Output all entries verbatim. Skip pictures.

>> start INFORMATION SHOWN

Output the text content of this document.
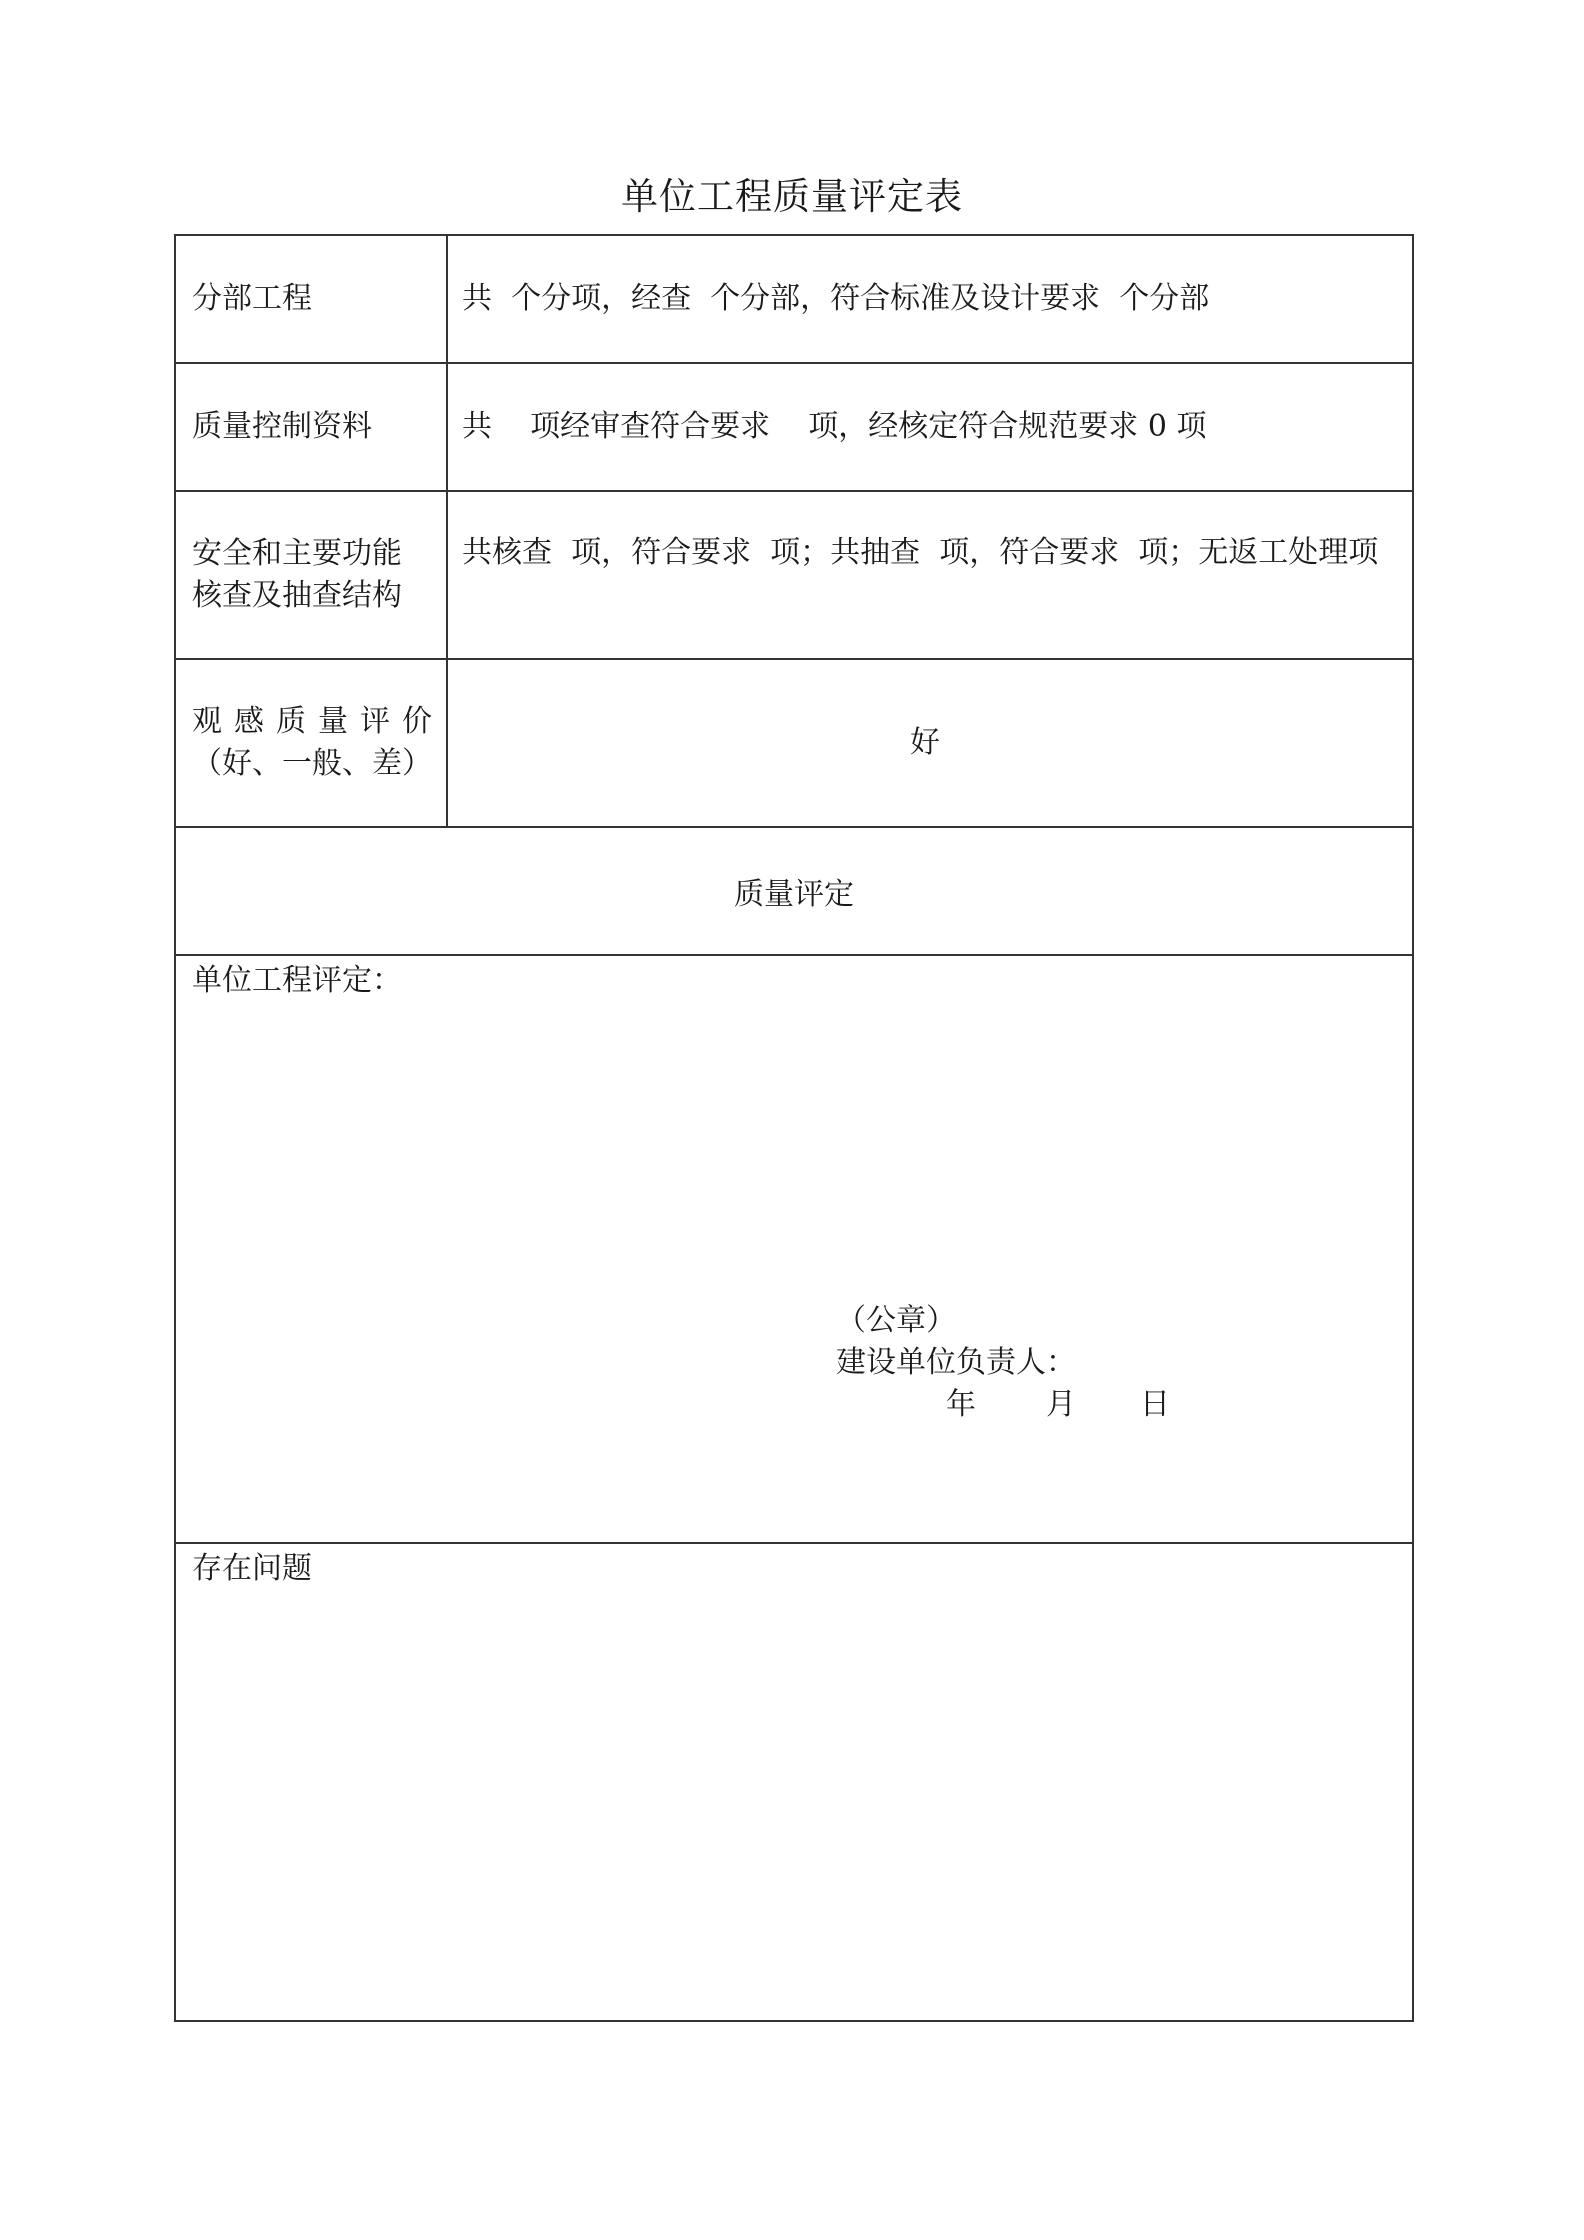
单位工程质量评定表
分部工程	共  个分项，经查  个分部，符合标准及设计要求  个分部
质量控制资料	共    项经审查符合要求    项，经核定符合规范要求 0 项
安全和主要功能
核查及抽查结构

共核查  项，符合要求  项；共抽查  项，符合要求  项；无返工处理项

观 感 质 量 评 价
（好、一般、差）
好
质量评定
单位工程评定：
（公章）
建设单位负责人：
年 月 日
存在问题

>> end INFORMATION SHOWN

> _COMPLETED EXERCISE_:
Output the text content of this document.
单位工程质量评定表
分部工程	共  个分项，经查  个分部，符合标准及设计要求  个分部
质量控制资料	共    项经审查符合要求    项，经核定符合规范要求 0 项
安全和主要功能
核查及抽查结构

共核查  项，符合要求  项；共抽查  项，符合要求  项；无返工处理项

观 感 质 量 评 价
（好、一般、差）
好
质量评定
单位工程评定：
（公章）
建设单位负责人：
年 月 日
存在问题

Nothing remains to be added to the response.